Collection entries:
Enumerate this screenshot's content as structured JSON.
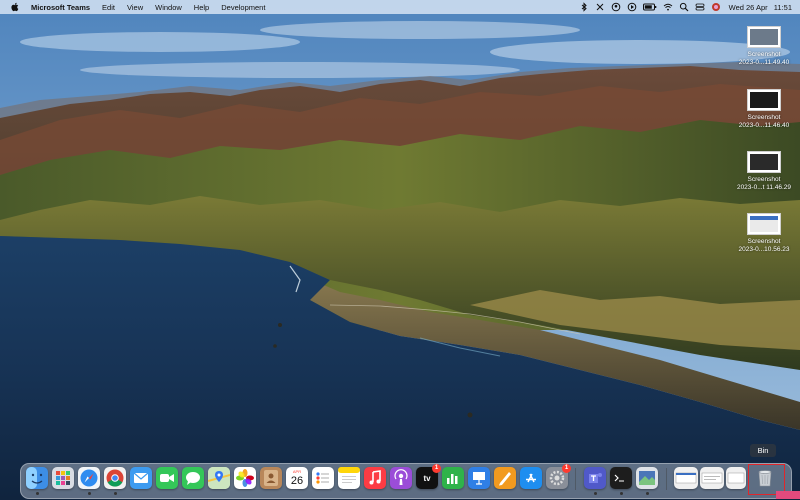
{
  "menubar": {
    "app_name": "Microsoft Teams",
    "items": [
      "Edit",
      "View",
      "Window",
      "Help",
      "Development"
    ],
    "date": "Wed 26 Apr",
    "time": "11:51",
    "status_icons": [
      "bluetooth-icon",
      "timer-icon",
      "teams-status-icon",
      "play-icon",
      "battery-icon",
      "wifi-icon",
      "search-icon",
      "control-center-icon",
      "siri-icon"
    ]
  },
  "desktop": {
    "files": [
      {
        "name": "Screenshot",
        "date": "2023-0...11.49.40"
      },
      {
        "name": "Screenshot",
        "date": "2023-0...11.46.40"
      },
      {
        "name": "Screenshot",
        "date": "2023-0...t 11.46.29"
      },
      {
        "name": "Screenshot",
        "date": "2023-0...10.56.23"
      }
    ]
  },
  "dock": {
    "apps": [
      {
        "name": "Finder",
        "icon": "finder-icon"
      },
      {
        "name": "Launchpad",
        "icon": "launchpad-icon"
      },
      {
        "name": "Safari",
        "icon": "safari-icon"
      },
      {
        "name": "Google Chrome",
        "icon": "chrome-icon"
      },
      {
        "name": "Mail",
        "icon": "mail-icon"
      },
      {
        "name": "FaceTime",
        "icon": "facetime-icon"
      },
      {
        "name": "Messages",
        "icon": "messages-icon"
      },
      {
        "name": "Maps",
        "icon": "maps-icon"
      },
      {
        "name": "Photos",
        "icon": "photos-icon"
      },
      {
        "name": "Contacts",
        "icon": "contacts-icon"
      },
      {
        "name": "Calendar",
        "icon": "calendar-icon",
        "month": "APR",
        "day": "26"
      },
      {
        "name": "Reminders",
        "icon": "reminders-icon"
      },
      {
        "name": "Notes",
        "icon": "notes-icon"
      },
      {
        "name": "Music",
        "icon": "music-icon"
      },
      {
        "name": "Podcasts",
        "icon": "podcasts-icon"
      },
      {
        "name": "TV",
        "icon": "tv-icon",
        "label": "tv",
        "badge": "1"
      },
      {
        "name": "Numbers",
        "icon": "numbers-icon"
      },
      {
        "name": "Keynote",
        "icon": "keynote-icon"
      },
      {
        "name": "Pages",
        "icon": "pages-icon"
      },
      {
        "name": "App Store",
        "icon": "app-store-icon"
      },
      {
        "name": "System Preferences",
        "icon": "system-preferences-icon",
        "badge": "1"
      },
      {
        "name": "Microsoft Teams",
        "icon": "teams-icon"
      },
      {
        "name": "Terminal",
        "icon": "terminal-icon"
      },
      {
        "name": "Preview",
        "icon": "preview-icon"
      }
    ],
    "bin_tooltip": "Bin"
  },
  "colors": {
    "menubar_bg": "#e1ecf7",
    "highlight": "#e0262b",
    "badge": "#ff3b30",
    "watermark": "#e34a7d"
  }
}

- Given request:
Identify and copy lines that hold the string "date".

- Result of the task:
    "date": "Wed 26 Apr",
        "date": "2023-0...11.49.40"
        "date": "2023-0...11.46.40"
        "date": "2023-0...t 11.46.29"
        "date": "2023-0...10.56.23"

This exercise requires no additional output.